*EXERCISE BRIEF*: Report the count of lines below in which the string "JSON" occurs; include nothing else.

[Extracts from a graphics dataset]

+ + + + + + +

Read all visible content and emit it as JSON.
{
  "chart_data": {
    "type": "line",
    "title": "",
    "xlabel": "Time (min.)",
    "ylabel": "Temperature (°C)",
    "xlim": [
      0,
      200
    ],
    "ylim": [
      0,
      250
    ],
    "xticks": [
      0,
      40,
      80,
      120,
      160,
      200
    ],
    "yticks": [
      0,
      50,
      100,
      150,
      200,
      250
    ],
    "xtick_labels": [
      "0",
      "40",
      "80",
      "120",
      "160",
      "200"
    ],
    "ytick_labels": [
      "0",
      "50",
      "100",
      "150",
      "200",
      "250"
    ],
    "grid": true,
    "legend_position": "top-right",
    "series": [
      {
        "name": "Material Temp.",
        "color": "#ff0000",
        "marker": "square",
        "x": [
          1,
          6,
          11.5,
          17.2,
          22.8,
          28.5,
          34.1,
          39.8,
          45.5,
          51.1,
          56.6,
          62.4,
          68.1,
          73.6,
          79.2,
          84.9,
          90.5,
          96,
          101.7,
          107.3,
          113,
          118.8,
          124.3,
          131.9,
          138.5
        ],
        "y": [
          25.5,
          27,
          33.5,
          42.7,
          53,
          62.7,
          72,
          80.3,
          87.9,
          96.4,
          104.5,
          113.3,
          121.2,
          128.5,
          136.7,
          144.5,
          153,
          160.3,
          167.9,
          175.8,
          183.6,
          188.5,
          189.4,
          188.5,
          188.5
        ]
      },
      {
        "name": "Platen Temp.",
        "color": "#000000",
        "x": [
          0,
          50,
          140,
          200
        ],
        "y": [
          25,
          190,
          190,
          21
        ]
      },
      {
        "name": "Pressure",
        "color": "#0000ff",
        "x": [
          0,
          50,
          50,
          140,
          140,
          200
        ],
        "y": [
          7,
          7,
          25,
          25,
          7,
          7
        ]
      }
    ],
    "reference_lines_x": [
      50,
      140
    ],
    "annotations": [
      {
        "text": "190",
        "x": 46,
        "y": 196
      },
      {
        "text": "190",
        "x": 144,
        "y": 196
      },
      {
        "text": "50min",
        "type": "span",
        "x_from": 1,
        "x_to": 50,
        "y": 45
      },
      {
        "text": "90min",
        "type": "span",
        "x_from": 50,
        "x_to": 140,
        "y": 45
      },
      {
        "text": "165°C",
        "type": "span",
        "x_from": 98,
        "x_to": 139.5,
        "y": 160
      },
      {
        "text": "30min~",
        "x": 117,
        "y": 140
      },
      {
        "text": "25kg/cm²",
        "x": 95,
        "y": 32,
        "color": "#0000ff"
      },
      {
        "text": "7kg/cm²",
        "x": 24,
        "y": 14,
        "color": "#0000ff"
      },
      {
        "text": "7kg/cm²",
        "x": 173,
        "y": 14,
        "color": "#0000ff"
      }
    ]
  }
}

+ + + + + + +

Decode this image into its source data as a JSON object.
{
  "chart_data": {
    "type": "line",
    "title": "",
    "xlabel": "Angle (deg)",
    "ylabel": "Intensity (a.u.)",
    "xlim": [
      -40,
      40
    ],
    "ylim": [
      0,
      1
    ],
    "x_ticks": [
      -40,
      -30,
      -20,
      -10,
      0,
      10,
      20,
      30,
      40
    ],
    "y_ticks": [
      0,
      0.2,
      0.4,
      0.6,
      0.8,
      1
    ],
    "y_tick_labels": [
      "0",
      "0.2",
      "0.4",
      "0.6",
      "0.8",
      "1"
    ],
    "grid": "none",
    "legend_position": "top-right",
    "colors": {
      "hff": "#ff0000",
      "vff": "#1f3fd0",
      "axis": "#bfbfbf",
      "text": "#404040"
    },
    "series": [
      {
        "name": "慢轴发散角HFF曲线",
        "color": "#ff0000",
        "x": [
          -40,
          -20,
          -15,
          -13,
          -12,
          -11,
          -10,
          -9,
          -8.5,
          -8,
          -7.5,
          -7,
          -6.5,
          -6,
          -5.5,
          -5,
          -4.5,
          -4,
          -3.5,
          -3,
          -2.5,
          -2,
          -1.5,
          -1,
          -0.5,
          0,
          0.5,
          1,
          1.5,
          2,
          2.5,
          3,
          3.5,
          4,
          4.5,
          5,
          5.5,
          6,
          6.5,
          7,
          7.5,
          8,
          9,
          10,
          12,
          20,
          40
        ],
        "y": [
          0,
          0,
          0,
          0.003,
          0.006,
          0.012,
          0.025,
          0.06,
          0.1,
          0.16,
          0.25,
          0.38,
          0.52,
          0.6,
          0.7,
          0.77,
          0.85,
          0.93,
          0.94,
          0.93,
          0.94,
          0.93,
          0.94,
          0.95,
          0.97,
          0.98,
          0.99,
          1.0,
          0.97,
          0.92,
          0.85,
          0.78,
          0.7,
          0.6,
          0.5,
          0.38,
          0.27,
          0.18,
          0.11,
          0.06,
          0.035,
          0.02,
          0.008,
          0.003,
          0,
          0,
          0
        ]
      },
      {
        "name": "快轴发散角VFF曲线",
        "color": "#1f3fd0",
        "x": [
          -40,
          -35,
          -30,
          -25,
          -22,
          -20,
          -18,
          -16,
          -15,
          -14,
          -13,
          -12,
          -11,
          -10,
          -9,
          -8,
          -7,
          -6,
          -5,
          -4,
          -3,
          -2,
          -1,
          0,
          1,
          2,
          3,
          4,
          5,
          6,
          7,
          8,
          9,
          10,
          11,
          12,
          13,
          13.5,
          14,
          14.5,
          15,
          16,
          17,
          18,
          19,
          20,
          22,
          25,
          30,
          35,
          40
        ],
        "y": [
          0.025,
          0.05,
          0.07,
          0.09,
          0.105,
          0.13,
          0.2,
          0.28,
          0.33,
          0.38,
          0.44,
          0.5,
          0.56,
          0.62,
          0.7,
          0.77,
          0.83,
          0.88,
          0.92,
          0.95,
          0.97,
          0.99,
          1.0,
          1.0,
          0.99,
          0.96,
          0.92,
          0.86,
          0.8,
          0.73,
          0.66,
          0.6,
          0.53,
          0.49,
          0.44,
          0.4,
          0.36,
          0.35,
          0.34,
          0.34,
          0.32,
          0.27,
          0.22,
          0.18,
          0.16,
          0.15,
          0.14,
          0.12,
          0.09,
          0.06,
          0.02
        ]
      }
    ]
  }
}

+ + + + + + +

*RESPONSE*: 2